>> begin

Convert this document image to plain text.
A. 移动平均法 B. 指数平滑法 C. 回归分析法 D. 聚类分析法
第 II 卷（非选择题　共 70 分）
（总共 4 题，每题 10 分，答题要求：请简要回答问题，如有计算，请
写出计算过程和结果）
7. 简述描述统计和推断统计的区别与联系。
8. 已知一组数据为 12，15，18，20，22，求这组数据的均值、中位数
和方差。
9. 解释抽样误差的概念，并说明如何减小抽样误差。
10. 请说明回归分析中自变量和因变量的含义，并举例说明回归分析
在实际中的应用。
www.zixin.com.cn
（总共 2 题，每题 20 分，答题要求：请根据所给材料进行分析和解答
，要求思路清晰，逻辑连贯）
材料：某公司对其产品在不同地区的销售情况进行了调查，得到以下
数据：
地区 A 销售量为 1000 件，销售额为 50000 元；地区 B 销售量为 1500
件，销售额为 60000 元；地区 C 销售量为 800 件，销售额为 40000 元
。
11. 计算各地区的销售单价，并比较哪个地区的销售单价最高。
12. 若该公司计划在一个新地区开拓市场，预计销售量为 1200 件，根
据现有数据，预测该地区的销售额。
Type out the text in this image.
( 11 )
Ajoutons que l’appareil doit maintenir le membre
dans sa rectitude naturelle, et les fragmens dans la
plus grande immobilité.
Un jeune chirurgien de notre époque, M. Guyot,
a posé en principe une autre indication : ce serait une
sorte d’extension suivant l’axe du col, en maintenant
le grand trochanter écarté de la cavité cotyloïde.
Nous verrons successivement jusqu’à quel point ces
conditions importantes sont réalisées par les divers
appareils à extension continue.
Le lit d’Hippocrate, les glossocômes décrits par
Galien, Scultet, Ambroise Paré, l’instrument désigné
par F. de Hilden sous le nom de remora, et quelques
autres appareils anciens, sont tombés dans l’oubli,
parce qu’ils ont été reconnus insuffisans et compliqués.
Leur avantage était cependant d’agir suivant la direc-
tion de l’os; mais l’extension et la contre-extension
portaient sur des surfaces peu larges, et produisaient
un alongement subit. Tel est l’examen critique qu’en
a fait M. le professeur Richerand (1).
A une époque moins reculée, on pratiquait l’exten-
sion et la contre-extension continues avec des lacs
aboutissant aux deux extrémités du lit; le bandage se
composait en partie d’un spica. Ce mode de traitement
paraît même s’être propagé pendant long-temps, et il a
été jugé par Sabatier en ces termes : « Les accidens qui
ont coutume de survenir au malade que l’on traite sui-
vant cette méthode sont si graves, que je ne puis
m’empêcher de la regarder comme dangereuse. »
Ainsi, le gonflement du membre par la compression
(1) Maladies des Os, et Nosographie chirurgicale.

>> end

> PROBLEM TO WORK ON
Quote each line above in full, word for word.

> RIGHT ANSWER
Convert this document image to plain text.
A. 移动平均法 B. 指数平滑法 C. 回归分析法 D. 聚类分析法
第 II 卷（非选择题　共 70 分）
（总共 4 题，每题 10 分，答题要求：请简要回答问题，如有计算，请
写出计算过程和结果）
7. 简述描述统计和推断统计的区别与联系。
8. 已知一组数据为 12，15，18，20，22，求这组数据的均值、中位数
和方差。
9. 解释抽样误差的概念，并说明如何减小抽样误差。
10. 请说明回归分析中自变量和因变量的含义，并举例说明回归分析
在实际中的应用。
www.zixin.com.cn
（总共 2 题，每题 20 分，答题要求：请根据所给材料进行分析和解答
，要求思路清晰，逻辑连贯）
材料：某公司对其产品在不同地区的销售情况进行了调查，得到以下
数据：
地区 A 销售量为 1000 件，销售额为 50000 元；地区 B 销售量为 1500
件，销售额为 60000 元；地区 C 销售量为 800 件，销售额为 40000 元
。
11. 计算各地区的销售单价，并比较哪个地区的销售单价最高。
12. 若该公司计划在一个新地区开拓市场，预计销售量为 1200 件，根
据现有数据，预测该地区的销售额。
Type out the text in this image.
( 11 )
Ajoutons que l’appareil doit maintenir le membre
dans sa rectitude naturelle, et les fragmens dans la
plus grande immobilité.
Un jeune chirurgien de notre époque, M. Guyot,
a posé en principe une autre indication : ce serait une
sorte d’extension suivant l’axe du col, en maintenant
le grand trochanter écarté de la cavité cotyloïde.
Nous verrons successivement jusqu’à quel point ces
conditions importantes sont réalisées par les divers
appareils à extension continue.
Le lit d’Hippocrate, les glossocômes décrits par
Galien, Scultet, Ambroise Paré, l’instrument désigné
par F. de Hilden sous le nom de remora, et quelques
autres appareils anciens, sont tombés dans l’oubli,
parce qu’ils ont été reconnus insuffisans et compliqués.
Leur avantage était cependant d’agir suivant la direc-
tion de l’os; mais l’extension et la contre-extension
portaient sur des surfaces peu larges, et produisaient
un alongement subit. Tel est l’examen critique qu’en
a fait M. le professeur Richerand (1).
A une époque moins reculée, on pratiquait l’exten-
sion et la contre-extension continues avec des lacs
aboutissant aux deux extrémités du lit; le bandage se
composait en partie d’un spica. Ce mode de traitement
paraît même s’être propagé pendant long-temps, et il a
été jugé par Sabatier en ces termes : « Les accidens qui
ont coutume de survenir au malade que l’on traite sui-
vant cette méthode sont si graves, que je ne puis
m’empêcher de la regarder comme dangereuse. »
Ainsi, le gonflement du membre par la compression
(1) Maladies des Os, et Nosographie chirurgicale.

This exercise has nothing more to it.